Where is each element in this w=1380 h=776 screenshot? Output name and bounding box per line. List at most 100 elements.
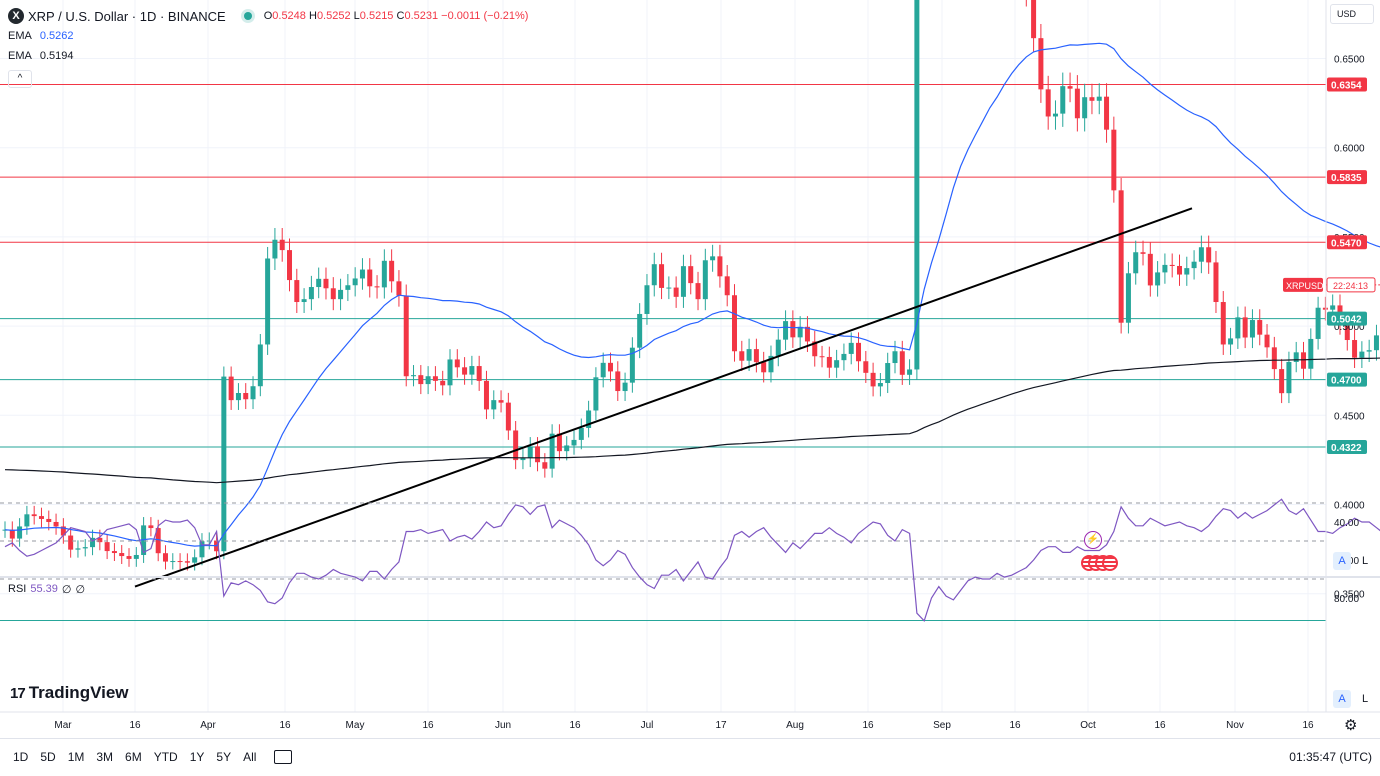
candle-body	[235, 393, 241, 401]
candle-body	[637, 313, 643, 348]
timeframe-all[interactable]: All	[243, 749, 257, 764]
price-tick-label: 0.4500	[1334, 411, 1365, 422]
timeframe-1d[interactable]: 1D	[13, 749, 29, 764]
timeframe-5y[interactable]: 5Y	[216, 749, 232, 764]
timeframe-1y[interactable]: 1Y	[189, 749, 205, 764]
tradingview-logo[interactable]: 17 TradingView	[10, 683, 129, 703]
candle-body	[1052, 113, 1058, 117]
candle-body	[841, 353, 847, 361]
candle-body	[1162, 264, 1168, 273]
candle-body	[1242, 317, 1248, 338]
candle-body	[440, 380, 446, 386]
candle-body	[338, 289, 344, 300]
timeframe-1m[interactable]: 1M	[67, 749, 85, 764]
candle-body	[892, 351, 898, 364]
lightning-event-icon[interactable]: ⚡	[1084, 531, 1102, 549]
candle-body	[17, 526, 23, 539]
ema-slow-line	[4, 357, 1380, 484]
price-chart[interactable]: 0.35000.40000.45000.50000.55000.60000.65…	[0, 0, 1380, 738]
candle-body	[330, 288, 336, 300]
candle-body	[469, 366, 475, 375]
economic-events-icon[interactable]	[1081, 555, 1118, 571]
level-price-tag	[1327, 235, 1367, 250]
xrp-logo-icon: X	[8, 8, 24, 24]
level-price-tag	[1327, 311, 1367, 326]
candle-body	[184, 561, 190, 563]
ema-fast-legend[interactable]: EMA 0.5262	[8, 30, 74, 42]
time-tick-label: 16	[569, 720, 581, 731]
candle-body	[1279, 369, 1285, 394]
candle-body	[746, 349, 752, 361]
candle-body	[38, 516, 44, 519]
candle-body	[775, 339, 781, 356]
collapse-legend-button[interactable]: ^	[8, 70, 32, 88]
candle-body	[680, 266, 686, 297]
symbol-title[interactable]: XRP / U.S. Dollar · 1D · BINANCE	[28, 8, 226, 24]
candle-body	[622, 382, 628, 392]
level-price-label: 0.5470	[1331, 238, 1362, 249]
candle-body	[323, 278, 329, 289]
candle-body	[651, 264, 657, 286]
candle-body	[1366, 350, 1372, 352]
candle-body	[279, 239, 285, 251]
candle-body	[411, 375, 417, 377]
candle-body	[848, 342, 854, 354]
level-price-tag	[1327, 440, 1367, 455]
candle-body	[491, 400, 497, 410]
candle-body	[870, 372, 876, 387]
rsi-tick-label: 80.00	[1334, 594, 1359, 605]
candle-body	[768, 355, 774, 373]
currency-selector[interactable]: USD	[1330, 4, 1374, 24]
autoscale-button[interactable]: A	[1333, 552, 1351, 570]
timeframe-3m[interactable]: 3M	[96, 749, 114, 764]
candle-body	[666, 287, 672, 289]
candle-body	[1228, 338, 1234, 345]
settings-gear-icon[interactable]: ⚙	[1344, 717, 1358, 734]
rsi-pane	[0, 498, 1380, 622]
axes: 0.35000.40000.45000.50000.55000.60000.65…	[0, 0, 1380, 731]
candle-body	[513, 430, 519, 461]
candle-body	[403, 295, 409, 377]
candle-body	[1155, 272, 1161, 286]
price-tick-label: 0.4000	[1334, 501, 1365, 512]
candle-body	[615, 371, 621, 392]
level-price-label: 0.5042	[1331, 315, 1362, 326]
candle-body	[221, 376, 227, 552]
candle-body	[294, 280, 300, 303]
candle-body	[287, 250, 293, 281]
rsi-label: RSI	[8, 583, 27, 595]
rsi-log-scale-button[interactable]: L	[1361, 693, 1369, 705]
candle-body	[804, 326, 810, 342]
price-tick-label: 0.6000	[1334, 144, 1365, 155]
candle-body	[162, 553, 168, 562]
candle-body	[1096, 96, 1102, 101]
candle-body	[549, 433, 555, 469]
candle-body	[9, 529, 15, 539]
timeframe-5d[interactable]: 5D	[40, 749, 56, 764]
candle-body	[753, 349, 759, 363]
rsi-autoscale-button[interactable]: A	[1333, 690, 1351, 708]
candle-body	[483, 380, 489, 410]
utc-clock[interactable]: 01:35:47 (UTC)	[1289, 749, 1372, 764]
level-price-tag	[1327, 372, 1367, 387]
date-range-icon[interactable]	[274, 749, 293, 764]
timeframe-ytd[interactable]: YTD	[153, 749, 178, 764]
candle-body	[1089, 97, 1095, 101]
candle-body	[199, 541, 205, 558]
log-scale-button[interactable]: L	[1361, 555, 1369, 567]
time-tick-label: 16	[862, 720, 874, 731]
trendline	[134, 207, 1193, 588]
candle-body	[856, 342, 862, 362]
level-price-tag	[1327, 170, 1367, 185]
candle-body	[192, 557, 198, 563]
chart-legend: X XRP / U.S. Dollar · 1D · BINANCE O0.52…	[8, 6, 528, 88]
candle-body	[257, 344, 263, 387]
candle-body	[454, 359, 460, 368]
timeframe-6m[interactable]: 6M	[125, 749, 142, 764]
candle-body	[119, 553, 125, 557]
candle-body	[345, 285, 351, 290]
candle-body	[24, 514, 30, 527]
candle-body	[1308, 338, 1314, 369]
ema-slow-legend[interactable]: EMA 0.5194	[8, 50, 74, 62]
candle-body	[863, 361, 869, 373]
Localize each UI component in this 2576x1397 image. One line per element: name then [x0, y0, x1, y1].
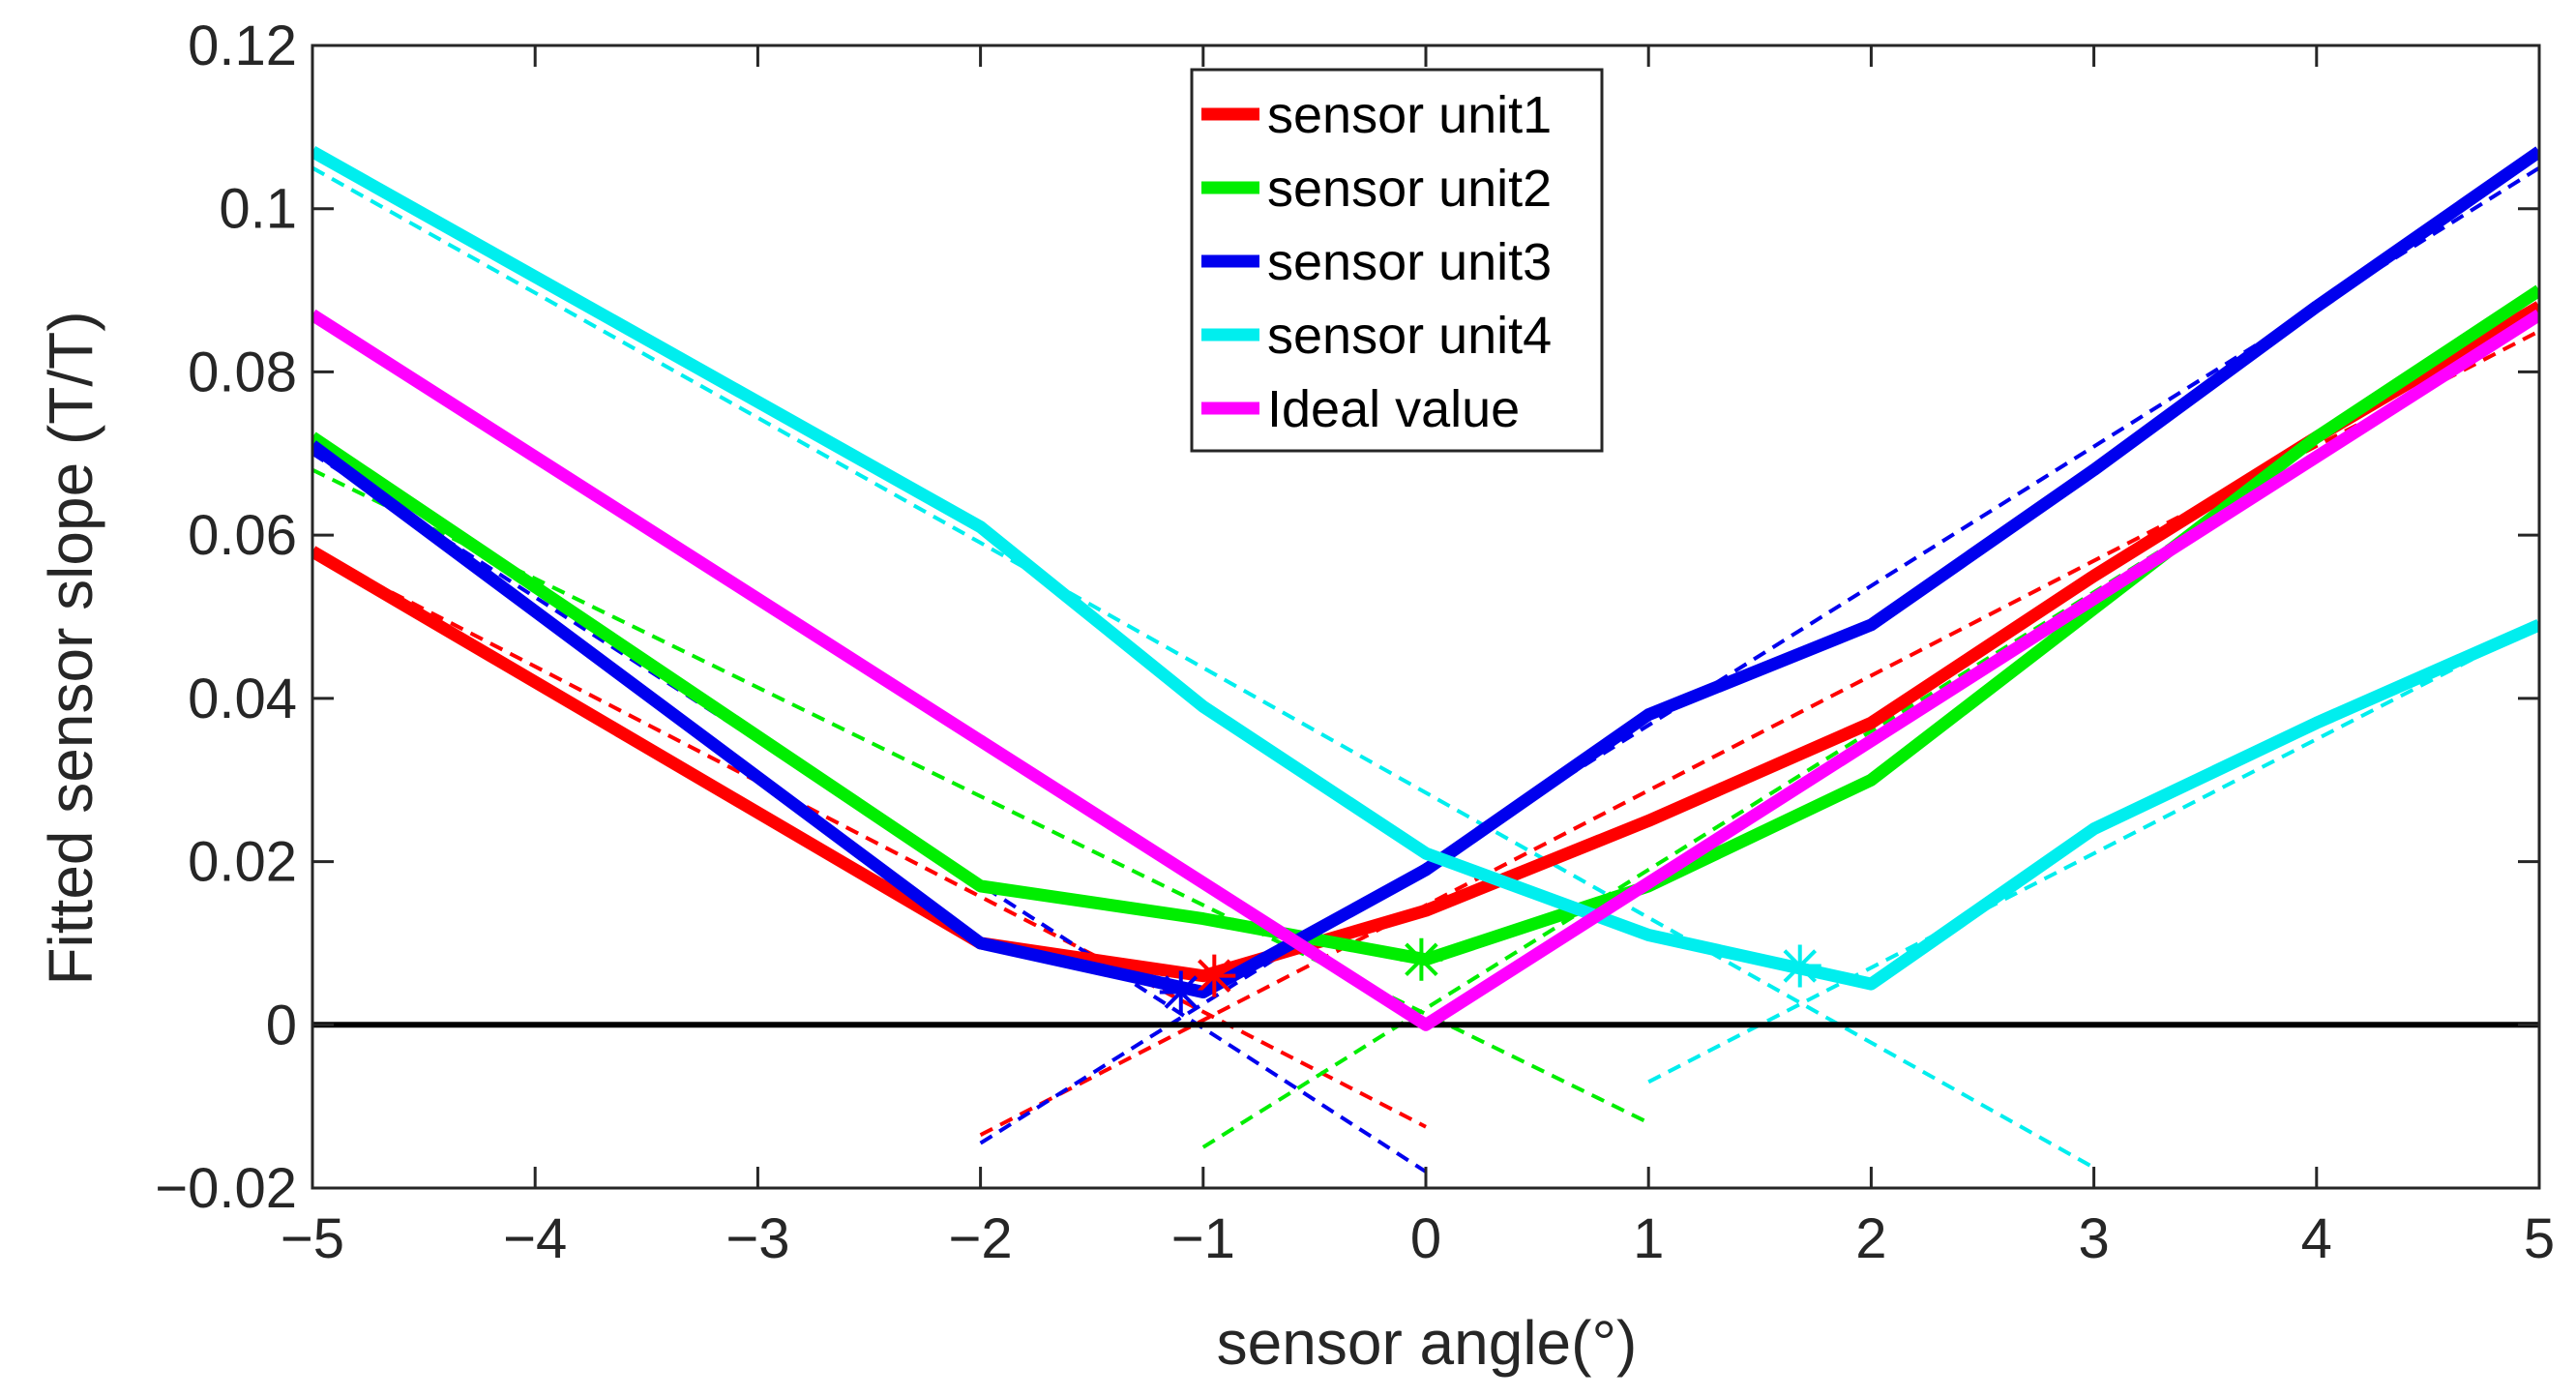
plot-area	[312, 146, 2539, 1174]
y-tick-label: 0.1	[219, 178, 297, 241]
series-line-5	[312, 309, 2539, 1031]
fit-line-7	[312, 165, 2095, 1170]
fit-line-1	[312, 550, 1427, 1129]
x-tick-label: −4	[503, 1207, 567, 1270]
x-tick-label: 3	[2078, 1207, 2109, 1270]
legend-label: sensor unit4	[1267, 307, 1552, 365]
fit-line-8	[1647, 623, 2539, 1085]
y-tick-label: 0.02	[188, 831, 297, 894]
legend: sensor unit1 sensor unit2 sensor unit3 sens…	[1190, 68, 1604, 453]
y-tick-label: 0	[266, 994, 297, 1056]
y-axis-label: Fitted sensor slope (T/T)	[36, 311, 105, 985]
legend-box	[1190, 68, 1604, 453]
legend-label: sensor unit1	[1267, 86, 1552, 144]
minimum-marker-1	[1193, 954, 1236, 997]
minimum-marker-4	[1778, 944, 1821, 988]
axes	[311, 44, 2541, 1190]
series-line-4	[312, 146, 2539, 991]
x-tick-label: 4	[2301, 1207, 2332, 1270]
x-tick-label: −3	[725, 1207, 789, 1270]
y-tick-label: 0.06	[188, 504, 297, 567]
x-tick-label: 5	[2524, 1207, 2555, 1270]
x-tick-label: 0	[1410, 1207, 1441, 1270]
marker-stroke	[1783, 949, 1817, 983]
marker-stroke	[1405, 942, 1438, 977]
y-tick-label: 0.08	[188, 341, 297, 403]
y-tick-label: 0.12	[188, 15, 297, 77]
series-line-3	[312, 146, 2539, 998]
fit-line-4	[1201, 312, 2539, 1149]
marker-stroke	[1164, 975, 1199, 1009]
y-tick-label: −0.02	[155, 1157, 297, 1220]
y-tick-label: 0.04	[188, 668, 297, 730]
x-tick-label: 2	[1855, 1207, 1886, 1270]
legend-label: sensor unit2	[1267, 160, 1552, 218]
minimum-marker-3	[1159, 970, 1202, 1014]
minimum-marker-2	[1400, 937, 1443, 981]
x-tick-label: −1	[1171, 1207, 1235, 1270]
x-tick-label: 1	[1633, 1207, 1664, 1270]
x-axis-label: sensor angle(°)	[1217, 1308, 1638, 1378]
legend-label: sensor unit3	[1267, 233, 1552, 291]
marker-stroke	[1198, 959, 1231, 993]
fit-line-2	[979, 329, 2539, 1137]
x-tick-label: −5	[281, 1207, 344, 1270]
tick-labels: −5 −4 −3 −2 −1 0 1 2 3 4 5 −0.02 0 0.02 0.04 0.06 0.08 0.…	[155, 15, 2555, 1270]
fit-line-3	[312, 467, 1650, 1125]
fit-line-6	[979, 165, 2539, 1145]
x-tick-label: −2	[949, 1207, 1013, 1270]
legend-label: Ideal value	[1267, 380, 1520, 438]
::::::::::
**Problem description**
Could you copy out the lines of the data verbatim, starting at the line containing "146, 2539, 1174]" and ending at the line containing "legend: sensor unit1", with both of those lines included?

**Solution for this task**
plot-area	[312, 146, 2539, 1174]
y-tick-label: 0.1	[219, 178, 297, 241]
series-line-5	[312, 309, 2539, 1031]
fit-line-7	[312, 165, 2095, 1170]
fit-line-1	[312, 550, 1427, 1129]
x-tick-label: −4	[503, 1207, 567, 1270]
x-tick-label: 3	[2078, 1207, 2109, 1270]
legend-label: sensor unit4	[1267, 307, 1552, 365]
fit-line-8	[1647, 623, 2539, 1085]
y-tick-label: 0.02	[188, 831, 297, 894]
legend: sensor unit1 sensor unit2 sensor unit3 sens…	[1190, 68, 1604, 453]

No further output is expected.